[Transcription dataset entries]
* * *

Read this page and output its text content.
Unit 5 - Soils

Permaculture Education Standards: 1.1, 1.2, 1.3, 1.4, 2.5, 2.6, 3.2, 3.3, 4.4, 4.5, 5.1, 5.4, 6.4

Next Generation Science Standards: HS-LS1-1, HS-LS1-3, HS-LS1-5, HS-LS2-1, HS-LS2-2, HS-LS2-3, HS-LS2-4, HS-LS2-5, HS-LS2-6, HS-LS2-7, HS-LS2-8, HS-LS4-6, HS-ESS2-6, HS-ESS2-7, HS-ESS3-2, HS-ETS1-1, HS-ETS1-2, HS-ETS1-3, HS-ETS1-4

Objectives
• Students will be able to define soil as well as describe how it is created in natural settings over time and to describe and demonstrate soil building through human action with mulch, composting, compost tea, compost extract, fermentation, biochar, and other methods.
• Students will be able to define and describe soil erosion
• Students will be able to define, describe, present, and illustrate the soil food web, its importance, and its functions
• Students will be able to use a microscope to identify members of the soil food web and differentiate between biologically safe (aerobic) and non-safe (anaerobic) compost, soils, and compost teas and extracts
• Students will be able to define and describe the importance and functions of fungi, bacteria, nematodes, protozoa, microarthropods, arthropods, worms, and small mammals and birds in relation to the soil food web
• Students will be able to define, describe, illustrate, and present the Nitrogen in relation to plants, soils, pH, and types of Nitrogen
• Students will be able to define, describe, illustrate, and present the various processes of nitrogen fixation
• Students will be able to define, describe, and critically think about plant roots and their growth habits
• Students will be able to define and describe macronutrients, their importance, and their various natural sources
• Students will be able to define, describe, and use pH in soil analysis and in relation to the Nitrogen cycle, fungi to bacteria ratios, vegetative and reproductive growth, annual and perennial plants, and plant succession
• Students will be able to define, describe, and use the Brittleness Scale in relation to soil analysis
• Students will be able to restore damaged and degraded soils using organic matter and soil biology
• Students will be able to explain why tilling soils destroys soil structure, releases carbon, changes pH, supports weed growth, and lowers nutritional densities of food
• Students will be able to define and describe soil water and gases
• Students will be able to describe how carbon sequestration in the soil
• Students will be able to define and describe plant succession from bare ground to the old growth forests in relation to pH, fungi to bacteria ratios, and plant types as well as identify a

* * *

What you have to do: The expected result is a copy of each line in the records where "compost" appears.

Solution below:
• Students will be able to define soil as well as describe how it is created in natural settings over time and to describe and demonstrate soil building through human action with mulch, composting, compost tea, compost extract, fermentation, biochar, and other methods.
• Students will be able to use a microscope to identify members of the soil food web and differentiate between biologically safe (aerobic) and non-safe (anaerobic) compost, soils, and compost teas and extracts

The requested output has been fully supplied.